Excerpted records:
## begin
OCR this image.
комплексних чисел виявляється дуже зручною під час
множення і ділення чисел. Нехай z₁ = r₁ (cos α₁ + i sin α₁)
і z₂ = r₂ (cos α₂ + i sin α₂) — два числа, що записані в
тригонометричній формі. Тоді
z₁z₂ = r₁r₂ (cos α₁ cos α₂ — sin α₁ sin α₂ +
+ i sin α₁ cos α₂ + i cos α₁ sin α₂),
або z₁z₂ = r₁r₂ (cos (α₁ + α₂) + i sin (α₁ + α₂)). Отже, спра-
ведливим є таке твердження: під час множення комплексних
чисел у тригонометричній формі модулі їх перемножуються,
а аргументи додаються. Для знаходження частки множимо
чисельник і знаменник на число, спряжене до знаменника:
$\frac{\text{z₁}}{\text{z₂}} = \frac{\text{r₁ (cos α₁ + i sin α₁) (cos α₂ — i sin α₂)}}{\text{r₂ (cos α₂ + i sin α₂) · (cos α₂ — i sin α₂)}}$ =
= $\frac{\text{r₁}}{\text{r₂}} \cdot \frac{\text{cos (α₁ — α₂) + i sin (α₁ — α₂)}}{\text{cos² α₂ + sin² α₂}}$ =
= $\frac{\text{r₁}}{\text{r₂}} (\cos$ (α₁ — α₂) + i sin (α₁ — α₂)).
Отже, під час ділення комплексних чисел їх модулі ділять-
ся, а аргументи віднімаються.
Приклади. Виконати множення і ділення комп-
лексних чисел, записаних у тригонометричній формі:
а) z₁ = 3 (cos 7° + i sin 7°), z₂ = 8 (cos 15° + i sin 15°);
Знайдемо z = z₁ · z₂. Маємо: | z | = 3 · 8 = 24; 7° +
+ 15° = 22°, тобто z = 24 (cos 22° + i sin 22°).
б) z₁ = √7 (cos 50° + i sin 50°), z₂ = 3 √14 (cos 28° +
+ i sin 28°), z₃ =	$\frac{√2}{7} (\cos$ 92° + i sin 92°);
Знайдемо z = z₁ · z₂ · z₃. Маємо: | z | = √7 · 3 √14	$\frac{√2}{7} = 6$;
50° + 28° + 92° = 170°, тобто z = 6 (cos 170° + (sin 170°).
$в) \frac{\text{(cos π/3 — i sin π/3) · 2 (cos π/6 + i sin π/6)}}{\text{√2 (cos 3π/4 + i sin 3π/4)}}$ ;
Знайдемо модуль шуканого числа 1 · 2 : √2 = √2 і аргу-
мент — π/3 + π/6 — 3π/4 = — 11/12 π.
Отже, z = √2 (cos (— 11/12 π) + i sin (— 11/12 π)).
## end
What the task asks: Exactly reproduce every line found in the records.

Task result:
OCR this image.
комплексних чисел виявляється дуже зручною під час
множення і ділення чисел. Нехай z₁ = r₁ (cos α₁ + i sin α₁)
і z₂ = r₂ (cos α₂ + i sin α₂) — два числа, що записані в
тригонометричній формі. Тоді
z₁z₂ = r₁r₂ (cos α₁ cos α₂ — sin α₁ sin α₂ +
+ i sin α₁ cos α₂ + i cos α₁ sin α₂),
або z₁z₂ = r₁r₂ (cos (α₁ + α₂) + i sin (α₁ + α₂)). Отже, спра-
ведливим є таке твердження: під час множення комплексних
чисел у тригонометричній формі модулі їх перемножуються,
а аргументи додаються. Для знаходження частки множимо
чисельник і знаменник на число, спряжене до знаменника:
$\frac{\text{z₁}}{\text{z₂}} = \frac{\text{r₁ (cos α₁ + i sin α₁) (cos α₂ — i sin α₂)}}{\text{r₂ (cos α₂ + i sin α₂) · (cos α₂ — i sin α₂)}}$ =
= $\frac{\text{r₁}}{\text{r₂}} \cdot \frac{\text{cos (α₁ — α₂) + i sin (α₁ — α₂)}}{\text{cos² α₂ + sin² α₂}}$ =
= $\frac{\text{r₁}}{\text{r₂}} (\cos$ (α₁ — α₂) + i sin (α₁ — α₂)).
Отже, під час ділення комплексних чисел їх модулі ділять-
ся, а аргументи віднімаються.
Приклади. Виконати множення і ділення комп-
лексних чисел, записаних у тригонометричній формі:
а) z₁ = 3 (cos 7° + i sin 7°), z₂ = 8 (cos 15° + i sin 15°);
Знайдемо z = z₁ · z₂. Маємо: | z | = 3 · 8 = 24; 7° +
+ 15° = 22°, тобто z = 24 (cos 22° + i sin 22°).
б) z₁ = √7 (cos 50° + i sin 50°), z₂ = 3 √14 (cos 28° +
+ i sin 28°), z₃ =	$\frac{√2}{7} (\cos$ 92° + i sin 92°);
Знайдемо z = z₁ · z₂ · z₃. Маємо: | z | = √7 · 3 √14	$\frac{√2}{7} = 6$;
50° + 28° + 92° = 170°, тобто z = 6 (cos 170° + (sin 170°).
$в) \frac{\text{(cos π/3 — i sin π/3) · 2 (cos π/6 + i sin π/6)}}{\text{√2 (cos 3π/4 + i sin 3π/4)}}$ ;
Знайдемо модуль шуканого числа 1 · 2 : √2 = √2 і аргу-
мент — π/3 + π/6 — 3π/4 = — 11/12 π.
Отже, z = √2 (cos (— 11/12 π) + i sin (— 11/12 π)).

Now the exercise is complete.